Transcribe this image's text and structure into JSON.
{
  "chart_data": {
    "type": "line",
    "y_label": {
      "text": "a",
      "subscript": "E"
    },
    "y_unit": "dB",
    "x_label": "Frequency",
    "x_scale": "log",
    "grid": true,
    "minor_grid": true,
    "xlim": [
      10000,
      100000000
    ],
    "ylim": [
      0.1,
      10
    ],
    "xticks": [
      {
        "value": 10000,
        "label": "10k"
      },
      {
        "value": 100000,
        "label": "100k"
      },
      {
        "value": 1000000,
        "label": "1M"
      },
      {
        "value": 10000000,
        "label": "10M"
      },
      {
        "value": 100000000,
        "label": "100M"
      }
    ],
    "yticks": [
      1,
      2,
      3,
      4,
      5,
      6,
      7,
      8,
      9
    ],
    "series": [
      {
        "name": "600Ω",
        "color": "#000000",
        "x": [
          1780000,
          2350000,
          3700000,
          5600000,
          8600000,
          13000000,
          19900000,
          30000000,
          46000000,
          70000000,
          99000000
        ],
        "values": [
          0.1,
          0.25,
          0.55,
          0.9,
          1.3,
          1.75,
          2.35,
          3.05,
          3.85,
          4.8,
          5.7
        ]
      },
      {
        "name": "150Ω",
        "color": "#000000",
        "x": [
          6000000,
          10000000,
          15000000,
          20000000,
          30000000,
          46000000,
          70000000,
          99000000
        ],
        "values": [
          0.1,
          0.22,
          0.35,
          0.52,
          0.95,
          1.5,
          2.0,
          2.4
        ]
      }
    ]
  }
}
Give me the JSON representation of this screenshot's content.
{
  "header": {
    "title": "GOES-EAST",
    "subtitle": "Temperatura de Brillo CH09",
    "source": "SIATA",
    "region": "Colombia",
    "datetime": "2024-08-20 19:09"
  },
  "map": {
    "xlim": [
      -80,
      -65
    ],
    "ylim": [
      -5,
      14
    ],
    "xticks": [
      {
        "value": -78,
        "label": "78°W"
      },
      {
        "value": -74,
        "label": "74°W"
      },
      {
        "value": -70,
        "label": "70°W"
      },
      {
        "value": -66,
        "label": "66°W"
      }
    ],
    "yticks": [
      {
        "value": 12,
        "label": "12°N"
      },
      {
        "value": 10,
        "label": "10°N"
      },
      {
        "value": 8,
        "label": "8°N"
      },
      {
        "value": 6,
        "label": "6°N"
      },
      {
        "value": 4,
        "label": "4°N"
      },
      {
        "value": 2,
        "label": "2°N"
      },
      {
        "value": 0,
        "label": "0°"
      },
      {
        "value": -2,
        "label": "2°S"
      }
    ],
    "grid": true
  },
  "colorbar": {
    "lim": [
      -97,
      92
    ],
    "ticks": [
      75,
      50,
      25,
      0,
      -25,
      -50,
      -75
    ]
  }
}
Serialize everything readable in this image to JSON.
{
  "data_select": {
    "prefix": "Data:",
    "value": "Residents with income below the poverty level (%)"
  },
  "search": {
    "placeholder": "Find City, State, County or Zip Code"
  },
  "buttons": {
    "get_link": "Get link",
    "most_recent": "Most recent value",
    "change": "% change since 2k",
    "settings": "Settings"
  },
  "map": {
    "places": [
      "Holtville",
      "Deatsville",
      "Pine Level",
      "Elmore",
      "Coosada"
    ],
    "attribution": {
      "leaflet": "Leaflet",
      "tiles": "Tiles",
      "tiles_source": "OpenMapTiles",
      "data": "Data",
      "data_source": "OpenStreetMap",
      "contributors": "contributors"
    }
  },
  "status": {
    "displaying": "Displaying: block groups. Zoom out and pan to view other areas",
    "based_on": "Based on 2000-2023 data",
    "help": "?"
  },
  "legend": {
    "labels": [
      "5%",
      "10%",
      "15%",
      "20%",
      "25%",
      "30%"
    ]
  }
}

■ **Written problem**
Type the material above out again, exactly.

■ **In response**
Transcribe this image's text and structure into JSON.
{
  "chart_data": {
    "type": "line",
    "y_label": {
      "text": "a",
      "subscript": "E"
    },
    "y_unit": "dB",
    "x_label": "Frequency",
    "x_scale": "log",
    "grid": true,
    "minor_grid": true,
    "xlim": [
      10000,
      100000000
    ],
    "ylim": [
      0.1,
      10
    ],
    "xticks": [
      {
        "value": 10000,
        "label": "10k"
      },
      {
        "value": 100000,
        "label": "100k"
      },
      {
        "value": 1000000,
        "label": "1M"
      },
      {
        "value": 10000000,
        "label": "10M"
      },
      {
        "value": 100000000,
        "label": "100M"
      }
    ],
    "yticks": [
      1,
      2,
      3,
      4,
      5,
      6,
      7,
      8,
      9
    ],
    "series": [
      {
        "name": "600Ω",
        "color": "#000000",
        "x": [
          1780000,
          2350000,
          3700000,
          5600000,
          8600000,
          13000000,
          19900000,
          30000000,
          46000000,
          70000000,
          99000000
        ],
        "values": [
          0.1,
          0.25,
          0.55,
          0.9,
          1.3,
          1.75,
          2.35,
          3.05,
          3.85,
          4.8,
          5.7
        ]
      },
      {
        "name": "150Ω",
        "color": "#000000",
        "x": [
          6000000,
          10000000,
          15000000,
          20000000,
          30000000,
          46000000,
          70000000,
          99000000
        ],
        "values": [
          0.1,
          0.22,
          0.35,
          0.52,
          0.95,
          1.5,
          2.0,
          2.4
        ]
      }
    ]
  }
}
Give me the JSON representation of this screenshot's content.
{
  "header": {
    "title": "GOES-EAST",
    "subtitle": "Temperatura de Brillo CH09",
    "source": "SIATA",
    "region": "Colombia",
    "datetime": "2024-08-20 19:09"
  },
  "map": {
    "xlim": [
      -80,
      -65
    ],
    "ylim": [
      -5,
      14
    ],
    "xticks": [
      {
        "value": -78,
        "label": "78°W"
      },
      {
        "value": -74,
        "label": "74°W"
      },
      {
        "value": -70,
        "label": "70°W"
      },
      {
        "value": -66,
        "label": "66°W"
      }
    ],
    "yticks": [
      {
        "value": 12,
        "label": "12°N"
      },
      {
        "value": 10,
        "label": "10°N"
      },
      {
        "value": 8,
        "label": "8°N"
      },
      {
        "value": 6,
        "label": "6°N"
      },
      {
        "value": 4,
        "label": "4°N"
      },
      {
        "value": 2,
        "label": "2°N"
      },
      {
        "value": 0,
        "label": "0°"
      },
      {
        "value": -2,
        "label": "2°S"
      }
    ],
    "grid": true
  },
  "colorbar": {
    "lim": [
      -97,
      92
    ],
    "ticks": [
      75,
      50,
      25,
      0,
      -25,
      -50,
      -75
    ]
  }
}
Serialize everything readable in this image to JSON.
{
  "data_select": {
    "prefix": "Data:",
    "value": "Residents with income below the poverty level (%)"
  },
  "search": {
    "placeholder": "Find City, State, County or Zip Code"
  },
  "buttons": {
    "get_link": "Get link",
    "most_recent": "Most recent value",
    "change": "% change since 2k",
    "settings": "Settings"
  },
  "map": {
    "places": [
      "Holtville",
      "Deatsville",
      "Pine Level",
      "Elmore",
      "Coosada"
    ],
    "attribution": {
      "leaflet": "Leaflet",
      "tiles": "Tiles",
      "tiles_source": "OpenMapTiles",
      "data": "Data",
      "data_source": "OpenStreetMap",
      "contributors": "contributors"
    }
  },
  "status": {
    "displaying": "Displaying: block groups. Zoom out and pan to view other areas",
    "based_on": "Based on 2000-2023 data",
    "help": "?"
  },
  "legend": {
    "labels": [
      "5%",
      "10%",
      "15%",
      "20%",
      "25%",
      "30%"
    ]
  }
}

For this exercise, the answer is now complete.